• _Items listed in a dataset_
####################

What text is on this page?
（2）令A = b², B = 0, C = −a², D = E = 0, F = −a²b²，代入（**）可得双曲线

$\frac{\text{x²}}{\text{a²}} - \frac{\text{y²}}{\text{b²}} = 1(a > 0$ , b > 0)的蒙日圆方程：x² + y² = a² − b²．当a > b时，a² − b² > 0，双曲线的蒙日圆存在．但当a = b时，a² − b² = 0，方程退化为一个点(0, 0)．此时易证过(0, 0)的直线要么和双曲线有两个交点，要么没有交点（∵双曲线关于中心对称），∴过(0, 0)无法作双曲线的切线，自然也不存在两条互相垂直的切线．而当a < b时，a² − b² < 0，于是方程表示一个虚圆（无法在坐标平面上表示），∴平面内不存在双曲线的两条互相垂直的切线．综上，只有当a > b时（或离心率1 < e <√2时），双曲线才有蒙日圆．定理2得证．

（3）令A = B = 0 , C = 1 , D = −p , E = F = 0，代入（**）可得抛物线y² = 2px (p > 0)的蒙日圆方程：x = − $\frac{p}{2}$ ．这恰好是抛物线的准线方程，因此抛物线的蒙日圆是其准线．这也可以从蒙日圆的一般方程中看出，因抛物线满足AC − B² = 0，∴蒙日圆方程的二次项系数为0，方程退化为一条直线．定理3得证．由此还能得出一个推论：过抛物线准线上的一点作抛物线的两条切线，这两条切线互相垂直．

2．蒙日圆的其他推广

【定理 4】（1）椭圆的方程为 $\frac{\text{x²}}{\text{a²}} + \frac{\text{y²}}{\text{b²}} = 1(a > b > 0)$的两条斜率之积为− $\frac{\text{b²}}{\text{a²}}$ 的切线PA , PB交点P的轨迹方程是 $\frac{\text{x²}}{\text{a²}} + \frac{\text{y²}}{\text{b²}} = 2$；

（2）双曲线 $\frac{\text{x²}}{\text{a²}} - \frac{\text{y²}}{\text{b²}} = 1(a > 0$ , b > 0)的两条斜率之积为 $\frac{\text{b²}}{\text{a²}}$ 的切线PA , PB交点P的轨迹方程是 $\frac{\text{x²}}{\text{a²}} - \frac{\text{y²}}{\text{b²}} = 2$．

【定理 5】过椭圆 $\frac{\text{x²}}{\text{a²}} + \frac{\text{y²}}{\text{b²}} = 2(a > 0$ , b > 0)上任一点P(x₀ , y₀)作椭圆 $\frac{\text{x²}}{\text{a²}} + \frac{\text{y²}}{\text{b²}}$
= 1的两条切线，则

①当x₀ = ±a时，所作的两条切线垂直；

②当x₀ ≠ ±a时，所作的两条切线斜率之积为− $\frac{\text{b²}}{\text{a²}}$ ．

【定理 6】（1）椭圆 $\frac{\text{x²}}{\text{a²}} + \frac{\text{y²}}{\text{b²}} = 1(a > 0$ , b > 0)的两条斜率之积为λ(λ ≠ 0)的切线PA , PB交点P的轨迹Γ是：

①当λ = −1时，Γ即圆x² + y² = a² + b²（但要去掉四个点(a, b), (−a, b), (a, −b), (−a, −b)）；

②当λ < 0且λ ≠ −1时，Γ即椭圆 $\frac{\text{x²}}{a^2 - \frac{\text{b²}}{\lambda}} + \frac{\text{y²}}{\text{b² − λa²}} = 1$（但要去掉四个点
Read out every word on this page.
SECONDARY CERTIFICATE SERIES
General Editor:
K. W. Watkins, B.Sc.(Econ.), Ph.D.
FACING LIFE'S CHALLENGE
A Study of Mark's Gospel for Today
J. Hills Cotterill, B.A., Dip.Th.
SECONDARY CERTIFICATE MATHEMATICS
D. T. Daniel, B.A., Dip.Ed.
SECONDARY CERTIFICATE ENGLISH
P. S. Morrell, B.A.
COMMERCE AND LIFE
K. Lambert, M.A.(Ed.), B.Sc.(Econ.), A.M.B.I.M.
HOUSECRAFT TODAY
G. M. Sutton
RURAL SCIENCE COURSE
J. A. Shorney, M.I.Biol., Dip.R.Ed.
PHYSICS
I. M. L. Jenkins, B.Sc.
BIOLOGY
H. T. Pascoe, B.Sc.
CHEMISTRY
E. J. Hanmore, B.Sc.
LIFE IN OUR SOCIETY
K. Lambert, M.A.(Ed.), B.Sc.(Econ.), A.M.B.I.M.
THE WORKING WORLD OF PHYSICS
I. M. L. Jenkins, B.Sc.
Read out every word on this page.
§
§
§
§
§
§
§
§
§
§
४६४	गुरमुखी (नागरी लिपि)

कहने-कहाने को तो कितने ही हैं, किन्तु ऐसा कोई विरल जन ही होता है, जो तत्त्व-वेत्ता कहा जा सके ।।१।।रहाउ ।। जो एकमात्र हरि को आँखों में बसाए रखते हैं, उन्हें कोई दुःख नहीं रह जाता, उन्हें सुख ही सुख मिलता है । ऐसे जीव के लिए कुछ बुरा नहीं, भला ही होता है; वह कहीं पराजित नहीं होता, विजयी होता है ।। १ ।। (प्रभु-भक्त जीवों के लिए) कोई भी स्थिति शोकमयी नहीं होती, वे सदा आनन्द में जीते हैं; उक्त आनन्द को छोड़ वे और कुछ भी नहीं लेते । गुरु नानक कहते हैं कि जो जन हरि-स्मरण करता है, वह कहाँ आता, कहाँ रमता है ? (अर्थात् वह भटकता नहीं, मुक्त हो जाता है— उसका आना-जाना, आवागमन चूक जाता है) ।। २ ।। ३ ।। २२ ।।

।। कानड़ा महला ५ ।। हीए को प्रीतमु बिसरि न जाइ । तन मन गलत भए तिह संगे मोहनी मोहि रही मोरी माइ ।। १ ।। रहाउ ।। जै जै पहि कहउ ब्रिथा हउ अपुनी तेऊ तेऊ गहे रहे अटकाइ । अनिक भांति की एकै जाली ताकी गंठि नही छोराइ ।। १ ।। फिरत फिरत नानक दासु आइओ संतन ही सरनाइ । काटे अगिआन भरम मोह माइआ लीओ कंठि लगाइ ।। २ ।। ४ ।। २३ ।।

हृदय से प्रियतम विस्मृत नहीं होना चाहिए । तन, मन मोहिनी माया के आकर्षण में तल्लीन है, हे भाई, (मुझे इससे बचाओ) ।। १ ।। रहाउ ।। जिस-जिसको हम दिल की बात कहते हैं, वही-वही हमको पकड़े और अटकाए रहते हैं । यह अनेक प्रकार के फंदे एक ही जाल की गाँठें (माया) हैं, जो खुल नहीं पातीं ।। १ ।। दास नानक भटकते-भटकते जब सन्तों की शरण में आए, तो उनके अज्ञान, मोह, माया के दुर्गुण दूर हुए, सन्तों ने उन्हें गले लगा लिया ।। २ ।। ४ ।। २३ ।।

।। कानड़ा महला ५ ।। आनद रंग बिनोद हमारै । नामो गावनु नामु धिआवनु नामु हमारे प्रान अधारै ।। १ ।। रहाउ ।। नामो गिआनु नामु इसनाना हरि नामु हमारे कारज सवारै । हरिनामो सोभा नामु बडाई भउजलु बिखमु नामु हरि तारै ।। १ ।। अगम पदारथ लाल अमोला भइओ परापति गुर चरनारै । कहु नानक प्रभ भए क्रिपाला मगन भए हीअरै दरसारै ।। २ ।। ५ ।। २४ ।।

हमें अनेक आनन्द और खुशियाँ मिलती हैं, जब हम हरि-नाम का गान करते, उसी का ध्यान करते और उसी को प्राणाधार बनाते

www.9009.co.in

####################

• _Exercise instructions_
Transcribe the whole listing exactly.

• _Exercise result_
What text is on this page?
（2）令A = b², B = 0, C = −a², D = E = 0, F = −a²b²，代入（**）可得双曲线

$\frac{\text{x²}}{\text{a²}} - \frac{\text{y²}}{\text{b²}} = 1(a > 0$ , b > 0)的蒙日圆方程：x² + y² = a² − b²．当a > b时，a² − b² > 0，双曲线的蒙日圆存在．但当a = b时，a² − b² = 0，方程退化为一个点(0, 0)．此时易证过(0, 0)的直线要么和双曲线有两个交点，要么没有交点（∵双曲线关于中心对称），∴过(0, 0)无法作双曲线的切线，自然也不存在两条互相垂直的切线．而当a < b时，a² − b² < 0，于是方程表示一个虚圆（无法在坐标平面上表示），∴平面内不存在双曲线的两条互相垂直的切线．综上，只有当a > b时（或离心率1 < e <√2时），双曲线才有蒙日圆．定理2得证．

（3）令A = B = 0 , C = 1 , D = −p , E = F = 0，代入（**）可得抛物线y² = 2px (p > 0)的蒙日圆方程：x = − $\frac{p}{2}$ ．这恰好是抛物线的准线方程，因此抛物线的蒙日圆是其准线．这也可以从蒙日圆的一般方程中看出，因抛物线满足AC − B² = 0，∴蒙日圆方程的二次项系数为0，方程退化为一条直线．定理3得证．由此还能得出一个推论：过抛物线准线上的一点作抛物线的两条切线，这两条切线互相垂直．

2．蒙日圆的其他推广

【定理 4】（1）椭圆的方程为 $\frac{\text{x²}}{\text{a²}} + \frac{\text{y²}}{\text{b²}} = 1(a > b > 0)$的两条斜率之积为− $\frac{\text{b²}}{\text{a²}}$ 的切线PA , PB交点P的轨迹方程是 $\frac{\text{x²}}{\text{a²}} + \frac{\text{y²}}{\text{b²}} = 2$；

（2）双曲线 $\frac{\text{x²}}{\text{a²}} - \frac{\text{y²}}{\text{b²}} = 1(a > 0$ , b > 0)的两条斜率之积为 $\frac{\text{b²}}{\text{a²}}$ 的切线PA , PB交点P的轨迹方程是 $\frac{\text{x²}}{\text{a²}} - \frac{\text{y²}}{\text{b²}} = 2$．

【定理 5】过椭圆 $\frac{\text{x²}}{\text{a²}} + \frac{\text{y²}}{\text{b²}} = 2(a > 0$ , b > 0)上任一点P(x₀ , y₀)作椭圆 $\frac{\text{x²}}{\text{a²}} + \frac{\text{y²}}{\text{b²}}$
= 1的两条切线，则

①当x₀ = ±a时，所作的两条切线垂直；

②当x₀ ≠ ±a时，所作的两条切线斜率之积为− $\frac{\text{b²}}{\text{a²}}$ ．

【定理 6】（1）椭圆 $\frac{\text{x²}}{\text{a²}} + \frac{\text{y²}}{\text{b²}} = 1(a > 0$ , b > 0)的两条斜率之积为λ(λ ≠ 0)的切线PA , PB交点P的轨迹Γ是：

①当λ = −1时，Γ即圆x² + y² = a² + b²（但要去掉四个点(a, b), (−a, b), (a, −b), (−a, −b)）；

②当λ < 0且λ ≠ −1时，Γ即椭圆 $\frac{\text{x²}}{a^2 - \frac{\text{b²}}{\lambda}} + \frac{\text{y²}}{\text{b² − λa²}} = 1$（但要去掉四个点
Read out every word on this page.
SECONDARY CERTIFICATE SERIES
General Editor:
K. W. Watkins, B.Sc.(Econ.), Ph.D.
FACING LIFE'S CHALLENGE
A Study of Mark's Gospel for Today
J. Hills Cotterill, B.A., Dip.Th.
SECONDARY CERTIFICATE MATHEMATICS
D. T. Daniel, B.A., Dip.Ed.
SECONDARY CERTIFICATE ENGLISH
P. S. Morrell, B.A.
COMMERCE AND LIFE
K. Lambert, M.A.(Ed.), B.Sc.(Econ.), A.M.B.I.M.
HOUSECRAFT TODAY
G. M. Sutton
RURAL SCIENCE COURSE
J. A. Shorney, M.I.Biol., Dip.R.Ed.
PHYSICS
I. M. L. Jenkins, B.Sc.
BIOLOGY
H. T. Pascoe, B.Sc.
CHEMISTRY
E. J. Hanmore, B.Sc.
LIFE IN OUR SOCIETY
K. Lambert, M.A.(Ed.), B.Sc.(Econ.), A.M.B.I.M.
THE WORKING WORLD OF PHYSICS
I. M. L. Jenkins, B.Sc.
Read out every word on this page.
§
§
§
§
§
§
§
§
§
§
४६४	गुरमुखी (नागरी लिपि)

कहने-कहाने को तो कितने ही हैं, किन्तु ऐसा कोई विरल जन ही होता है, जो तत्त्व-वेत्ता कहा जा सके ।।१।।रहाउ ।। जो एकमात्र हरि को आँखों में बसाए रखते हैं, उन्हें कोई दुःख नहीं रह जाता, उन्हें सुख ही सुख मिलता है । ऐसे जीव के लिए कुछ बुरा नहीं, भला ही होता है; वह कहीं पराजित नहीं होता, विजयी होता है ।। १ ।। (प्रभु-भक्त जीवों के लिए) कोई भी स्थिति शोकमयी नहीं होती, वे सदा आनन्द में जीते हैं; उक्त आनन्द को छोड़ वे और कुछ भी नहीं लेते । गुरु नानक कहते हैं कि जो जन हरि-स्मरण करता है, वह कहाँ आता, कहाँ रमता है ? (अर्थात् वह भटकता नहीं, मुक्त हो जाता है— उसका आना-जाना, आवागमन चूक जाता है) ।। २ ।। ३ ।। २२ ।।

।। कानड़ा महला ५ ।। हीए को प्रीतमु बिसरि न जाइ । तन मन गलत भए तिह संगे मोहनी मोहि रही मोरी माइ ।। १ ।। रहाउ ।। जै जै पहि कहउ ब्रिथा हउ अपुनी तेऊ तेऊ गहे रहे अटकाइ । अनिक भांति की एकै जाली ताकी गंठि नही छोराइ ।। १ ।। फिरत फिरत नानक दासु आइओ संतन ही सरनाइ । काटे अगिआन भरम मोह माइआ लीओ कंठि लगाइ ।। २ ।। ४ ।। २३ ।।

हृदय से प्रियतम विस्मृत नहीं होना चाहिए । तन, मन मोहिनी माया के आकर्षण में तल्लीन है, हे भाई, (मुझे इससे बचाओ) ।। १ ।। रहाउ ।। जिस-जिसको हम दिल की बात कहते हैं, वही-वही हमको पकड़े और अटकाए रहते हैं । यह अनेक प्रकार के फंदे एक ही जाल की गाँठें (माया) हैं, जो खुल नहीं पातीं ।। १ ।। दास नानक भटकते-भटकते जब सन्तों की शरण में आए, तो उनके अज्ञान, मोह, माया के दुर्गुण दूर हुए, सन्तों ने उन्हें गले लगा लिया ।। २ ।। ४ ।। २३ ।।

।। कानड़ा महला ५ ।। आनद रंग बिनोद हमारै । नामो गावनु नामु धिआवनु नामु हमारे प्रान अधारै ।। १ ।। रहाउ ।। नामो गिआनु नामु इसनाना हरि नामु हमारे कारज सवारै । हरिनामो सोभा नामु बडाई भउजलु बिखमु नामु हरि तारै ।। १ ।। अगम पदारथ लाल अमोला भइओ परापति गुर चरनारै । कहु नानक प्रभ भए क्रिपाला मगन भए हीअरै दरसारै ।। २ ।। ५ ।। २४ ।।

हमें अनेक आनन्द और खुशियाँ मिलती हैं, जब हम हरि-नाम का गान करते, उसी का ध्यान करते और उसी को प्राणाधार बनाते

www.9009.co.in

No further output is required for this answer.